[Data lines start]

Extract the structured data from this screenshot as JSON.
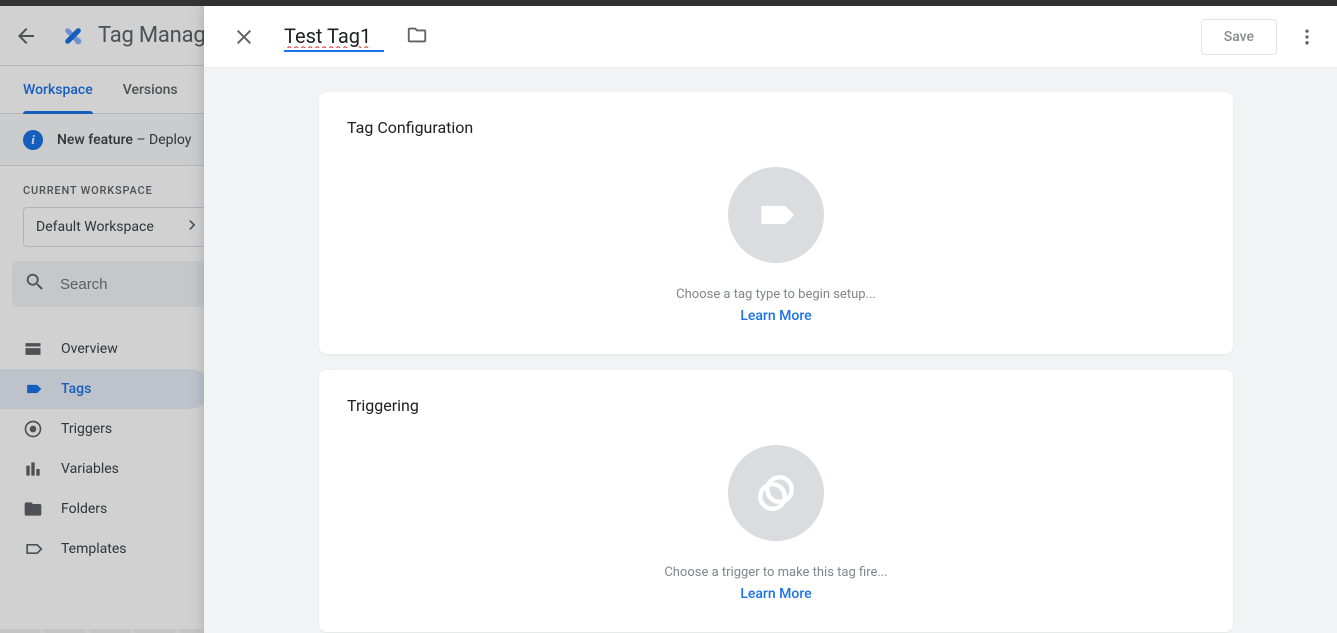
{
  "header": {
    "app_title": "Tag Manage",
    "back_aria": "Back"
  },
  "tabs": {
    "workspace": "Workspace",
    "versions": "Versions"
  },
  "banner": {
    "label_bold": "New feature",
    "label_rest": " – Deploy"
  },
  "workspace": {
    "section_label": "CURRENT WORKSPACE",
    "current_name": "Default Workspace"
  },
  "search": {
    "placeholder": "Search"
  },
  "nav": {
    "overview": "Overview",
    "tags": "Tags",
    "triggers": "Triggers",
    "variables": "Variables",
    "folders": "Folders",
    "templates": "Templates"
  },
  "panel": {
    "tag_name": "Test Tag1",
    "save": "Save",
    "cards": {
      "config": {
        "title": "Tag Configuration",
        "hint": "Choose a tag type to begin setup...",
        "link": "Learn More"
      },
      "trigger": {
        "title": "Triggering",
        "hint": "Choose a trigger to make this tag fire...",
        "link": "Learn More"
      }
    }
  }
}
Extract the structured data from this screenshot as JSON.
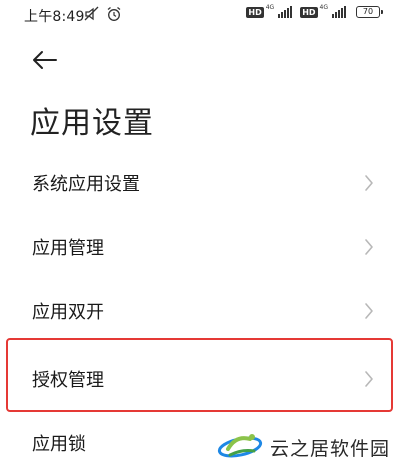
{
  "status_bar": {
    "time": "上午8:49",
    "hd_label_1": "HD",
    "net_label_1": "4G",
    "hd_label_2": "HD",
    "net_label_2": "4G",
    "battery": "70"
  },
  "header": {
    "title": "应用设置"
  },
  "settings": {
    "items": [
      {
        "label": "系统应用设置"
      },
      {
        "label": "应用管理"
      },
      {
        "label": "应用双开"
      },
      {
        "label": "授权管理"
      },
      {
        "label": "应用锁"
      }
    ]
  },
  "watermark": {
    "text": "云之居软件园"
  },
  "colors": {
    "highlight": "#e53935",
    "chevron": "#b8b8b8",
    "logo_blue": "#1e88e5",
    "logo_green": "#8bc34a"
  }
}
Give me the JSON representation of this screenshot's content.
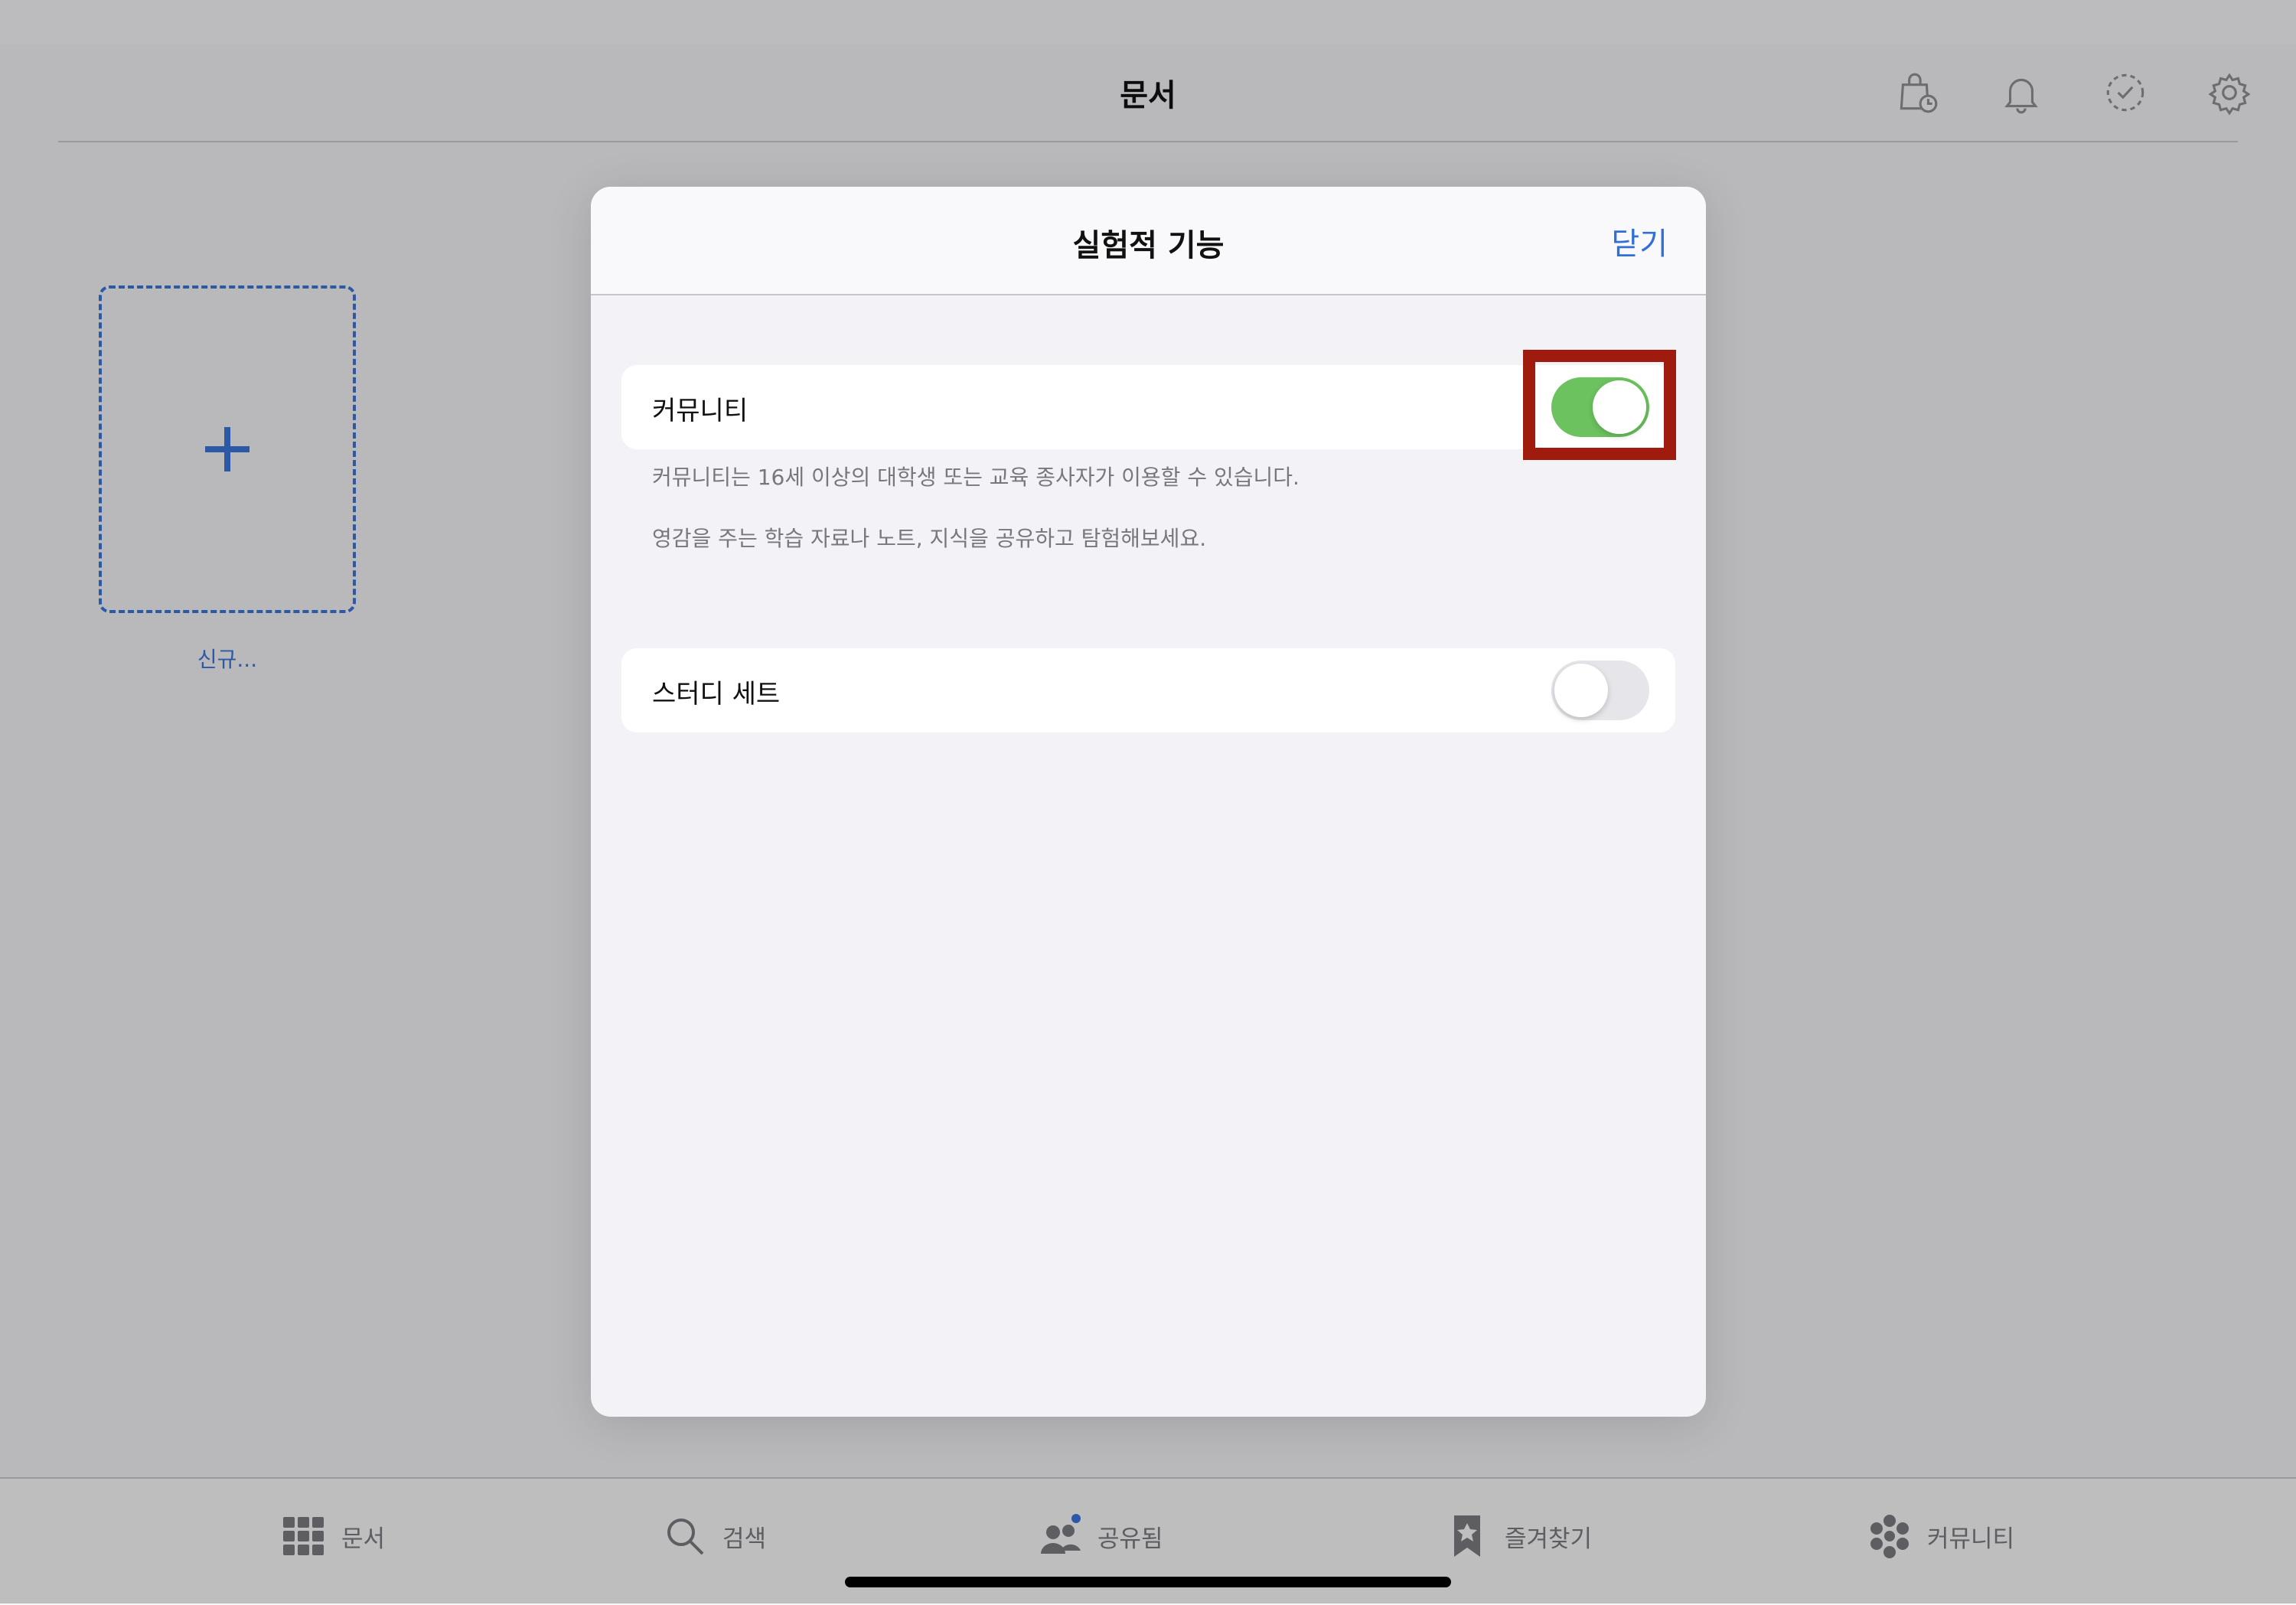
{
  "nav": {
    "title": "문서",
    "icons": [
      "store-icon",
      "bell-icon",
      "check-circle-icon",
      "gear-icon"
    ]
  },
  "library": {
    "new_label": "신규..."
  },
  "modal": {
    "title": "실험적 기능",
    "close_label": "닫기",
    "community": {
      "label": "커뮤니티",
      "enabled": true,
      "footnote_1": "커뮤니티는 16세 이상의 대학생 또는 교육 종사자가 이용할 수 있습니다.",
      "footnote_2": "영감을 주는 학습 자료나 노트, 지식을 공유하고 탐험해보세요."
    },
    "study_sets": {
      "label": "스터디 세트",
      "enabled": false
    }
  },
  "tabbar": {
    "items": [
      {
        "label": "문서",
        "icon": "grid-icon"
      },
      {
        "label": "검색",
        "icon": "search-icon"
      },
      {
        "label": "공유됨",
        "icon": "people-icon"
      },
      {
        "label": "즐겨찾기",
        "icon": "bookmark-star-icon"
      },
      {
        "label": "커뮤니티",
        "icon": "community-icon"
      }
    ]
  },
  "colors": {
    "accent": "#2f6fd6",
    "toggle_on": "#6cc25f",
    "highlight": "#9e1b0e"
  }
}
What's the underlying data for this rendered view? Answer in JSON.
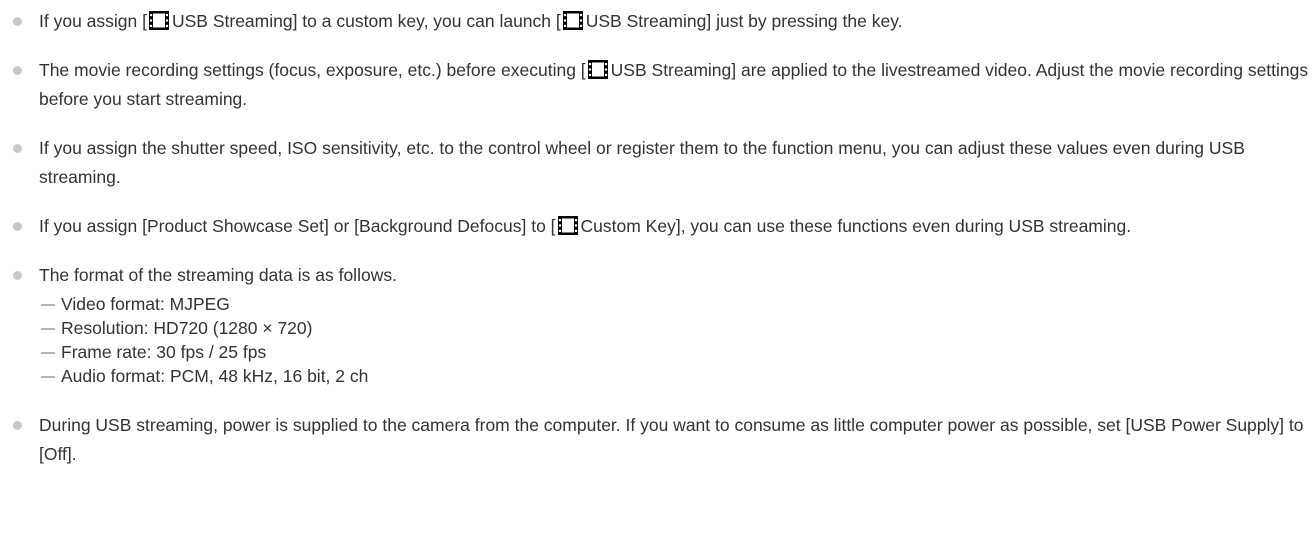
{
  "notes": {
    "n1": {
      "p1": "If you assign [",
      "icon1": "movie-mode-icon",
      "p2": "USB Streaming] to a custom key, you can launch [",
      "icon2": "movie-mode-icon",
      "p3": "USB Streaming] just by pressing the key."
    },
    "n2": {
      "p1": "The movie recording settings (focus, exposure, etc.) before executing [",
      "icon1": "movie-mode-icon",
      "p2": "USB Streaming] are applied to the livestreamed video. Adjust the movie recording settings before you start streaming."
    },
    "n3": {
      "text": "If you assign the shutter speed, ISO sensitivity, etc. to the control wheel or register them to the function menu, you can adjust these values even during USB streaming."
    },
    "n4": {
      "p1": "If you assign [Product Showcase Set] or [Background Defocus] to [",
      "icon1": "movie-mode-icon",
      "p2": "Custom Key], you can use these functions even during USB streaming."
    },
    "n5": {
      "intro": "The format of the streaming data is as follows.",
      "items": [
        "Video format: MJPEG",
        "Resolution: HD720 (1280 × 720)",
        "Frame rate: 30 fps / 25 fps",
        "Audio format: PCM, 48 kHz, 16 bit, 2 ch"
      ]
    },
    "n6": {
      "text": "During USB streaming, power is supplied to the camera from the computer. If you want to consume as little computer power as possible, set [USB Power Supply] to [Off]."
    }
  },
  "colors": {
    "text": "#333333",
    "bullet": "#c8c8c8",
    "dash": "#b5b5b5",
    "icon": "#000000"
  }
}
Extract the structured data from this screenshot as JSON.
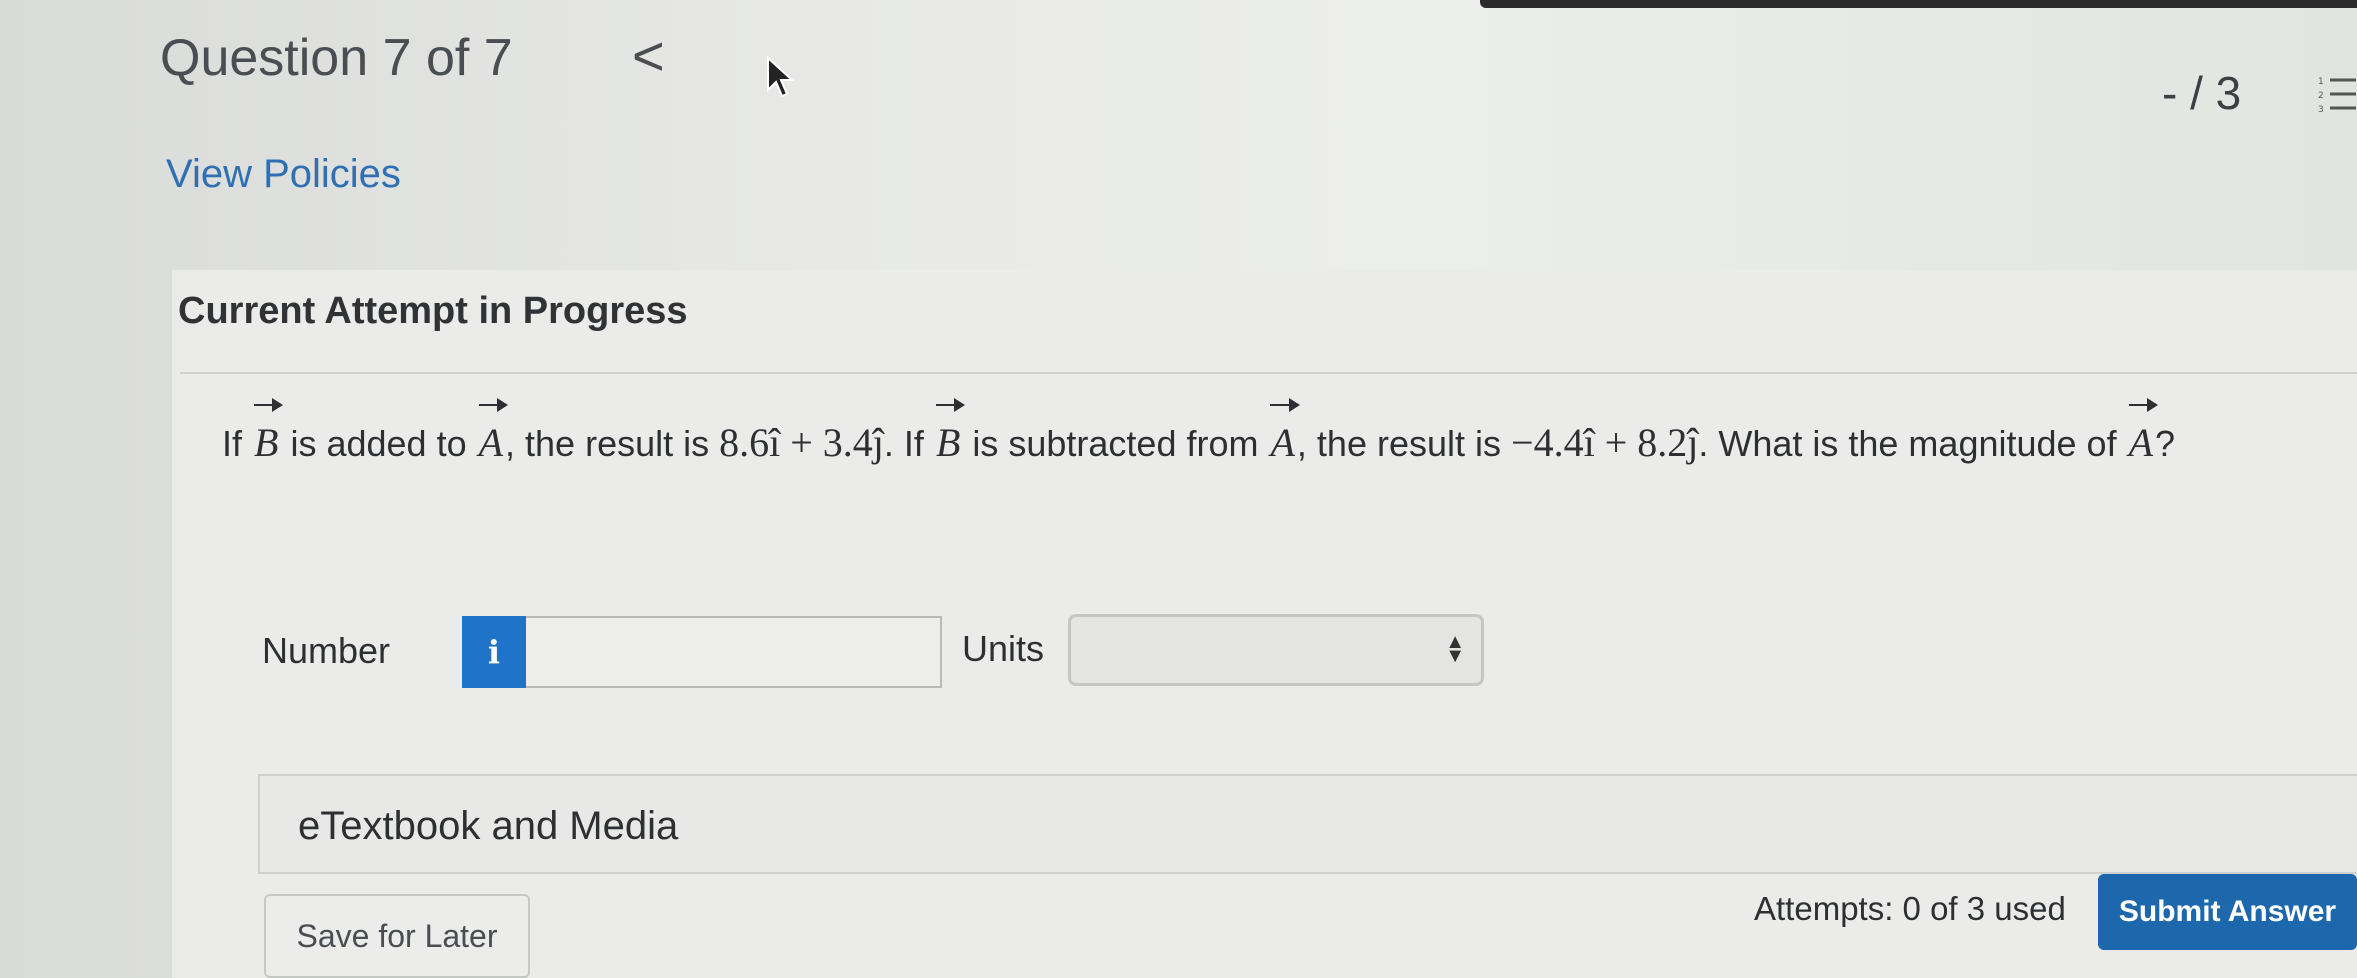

[Data lines end]

Beginning at the line that contains "What's the underlying", copy each remaining line of the records exactly, through the final one. Omit the pictures.

What's the underlying data for this rendered view? Answer in JSON.
{
  "notes": {
    "n1": {
      "p1": "If you assign [",
      "icon1": "movie-mode-icon",
      "p2": "USB Streaming] to a custom key, you can launch [",
      "icon2": "movie-mode-icon",
      "p3": "USB Streaming] just by pressing the key."
    },
    "n2": {
      "p1": "The movie recording settings (focus, exposure, etc.) before executing [",
      "icon1": "movie-mode-icon",
      "p2": "USB Streaming] are applied to the livestreamed video. Adjust the movie recording settings before you start streaming."
    },
    "n3": {
      "text": "If you assign the shutter speed, ISO sensitivity, etc. to the control wheel or register them to the function menu, you can adjust these values even during USB streaming."
    },
    "n4": {
      "p1": "If you assign [Product Showcase Set] or [Background Defocus] to [",
      "icon1": "movie-mode-icon",
      "p2": "Custom Key], you can use these functions even during USB streaming."
    },
    "n5": {
      "intro": "The format of the streaming data is as follows.",
      "items": [
        "Video format: MJPEG",
        "Resolution: HD720 (1280 × 720)",
        "Frame rate: 30 fps / 25 fps",
        "Audio format: PCM, 48 kHz, 16 bit, 2 ch"
      ]
    },
    "n6": {
      "text": "During USB streaming, power is supplied to the camera from the computer. If you want to consume as little computer power as possible, set [USB Power Supply] to [Off]."
    }
  },
  "colors": {
    "text": "#333333",
    "bullet": "#c8c8c8",
    "dash": "#b5b5b5",
    "icon": "#000000"
  }
}
Extract the structured data from this screenshot as JSON.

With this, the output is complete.